Behind “I feel ignored” hides the blaming statement “You are ignoring me” while the real emotion experienced might be lonely, scared, hurt, sad, or embarrassed and the needs that are not being met are those of connection, community, and belonging.

Behind “I feel neglected” hides the aggressive statement “You are neglecting me” while the real emotion experienced might be lonely or scared and the needs that are not being met are those of participation, care, mattering, and consideration.

Other evaluative terms and interpretations masquerading as emotions are Abandoned, Criticized, Disliked, Distrusted, Insulted, Interrupted, Invisible, Isolated, Misunderstood, Rejected, etc. All those terms cover up emotions that are experienced due to needs that have not been met.

A Helpful Non-Violent Communication Formula

In order to avoid those dysfunctional patterns of fighting, you can try being more transparent and direct about your needs. This process has four steps:

1.      Describe an Observation/Situation that brings up emotional tension for you in the relationship – focus on something you hear, smell, see, or remember, or something your partner says to you or to other people about you that trigger a visceral reaction in you. Start your phrase with:

“When I see/hear/observe/remember/imagine ……………………………………………

2.      Describe your Feelings about this observation. What do you feel when this happens? Remember to avoid using evaluative or blaming words as mentioned earlier. Identifying, expressing, or even naming your feelings is no easy task. If you need help, you can consult the Wheel of Feelings to find the words that best describe your emotional experience at the moment. Continue your phrase with:

“… I feel ………………………………………………………………………………….

- LIST OF TASKS -
a) Summarize the passage on feelings and nonviolent communication in two sentences.
b) According to the passage on feelings and nonviolent communication, which needs go unmet behind "I feel neglected"?
c) Write a continuation of the passage on feelings and nonviolent communication, starting after its last line.

- GIVEN DATA -

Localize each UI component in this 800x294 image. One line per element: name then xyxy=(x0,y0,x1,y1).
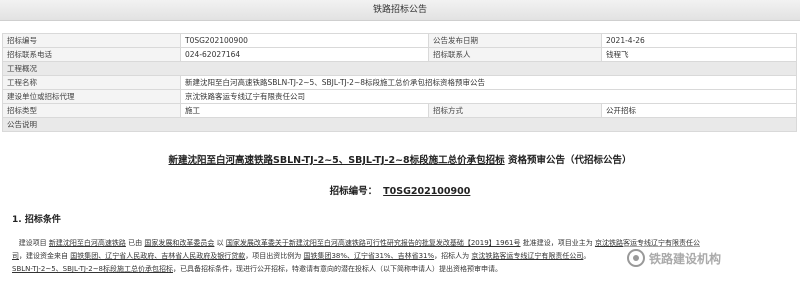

- RESULTS FOR EACH TASK -
a) Phrases like "I feel ignored" or "I feel neglected" hide blaming statements about the partner, and they cover real emotions such as loneliness or fear that arise from unmet needs. To avoid these patterns, a four-step nonviolent communication formula asks you to state your needs directly, beginning with a description of the triggering observation and then your feelings about it.

b) Participation, care, mattering, and consideration.

c)
3.      Express your Need. Why do you feel this way? What need is not being met and contributes to you experiencing this emotion? Continue your sentence with:

“… “because I need ………………………………………………………………………

Here is a list of needs you may find helpful:

Protection / Security: Agreements to Matter, Confidence, Fairness, Honesty, Hope, *Justice, Nurture, *Openness, Order, Safety, Stability, Trust,

Creation: Creativity, Expression, Inspiration

Identity / Meaning: Acceptance, Acknowledgment, Appreciation, Authenticity, Balance, Challenge, Clarity, Effectiveness, Integrity, Learning, Privacy, Self-Development, Shared Reality, Self-Acceptance, To Be Seen for One’s Striving, To Be Seen for One’s Intentions, To Make Sense of One’s World

Freedom: Autonomy, Choices, Direction Forward

Affection: Companionship, Intimacy, Kindness, To Matter

Participation: Accomplishment, Action, Belonging / Inclusion, Capacity, Community, Competence, Connection, Contribution, Dependability, Encouragement, Harmony, Involvement, Mutuality / Reciprocity, Power Within One’s World, Recognition, Respect, Support, To Serve/Enrich Life

Leisure: Celebration, Ease, Play, Simplicity

Understanding: Accord, Consideration, Empathy, Peace of Mind, To Be Heard

Transcendence: Beauty, Love, Peace

4.      State your Request. What would you like your partner to do in order to help you get your need(s) met? When expressing your request, try to be as specific and descriptive as possible. If you ask someone to just not do what they are doing, this is not a specific request. If you ask the to do it differently, then it is. Finish your sentence with:

“Would you be willing to ………………………………………………………………?”

This Non-violence Communication formula provides a solid foundation for partners to negotiate their needs and requests without blaming or accusing their spouse. The four components of this formula, as analyzed above, are:

  1. Observation/Situation: “When I see/hear/observe/remember/imagine...,
  2. Feeling(s): “... I feel………………..
  3. Need(s): “... because I need ……………..
  4. Request(s): “Would you be willing to …………………..”

Let’s see how this formula plays out by using an example: Imagine that you and your partner are fighting over not spending enough time together. You start the argument like this:

“You always work so late! I know you are busy and there is work to be done, but you are never at home on time and we never go out anymore. I even forget when the last time was that we went to the movies or even had dinner together. When you come back, we always stay home because you are exhausted and you just need to relax, but you never even ask me if I want to go out and you never suggest any fun things to do.”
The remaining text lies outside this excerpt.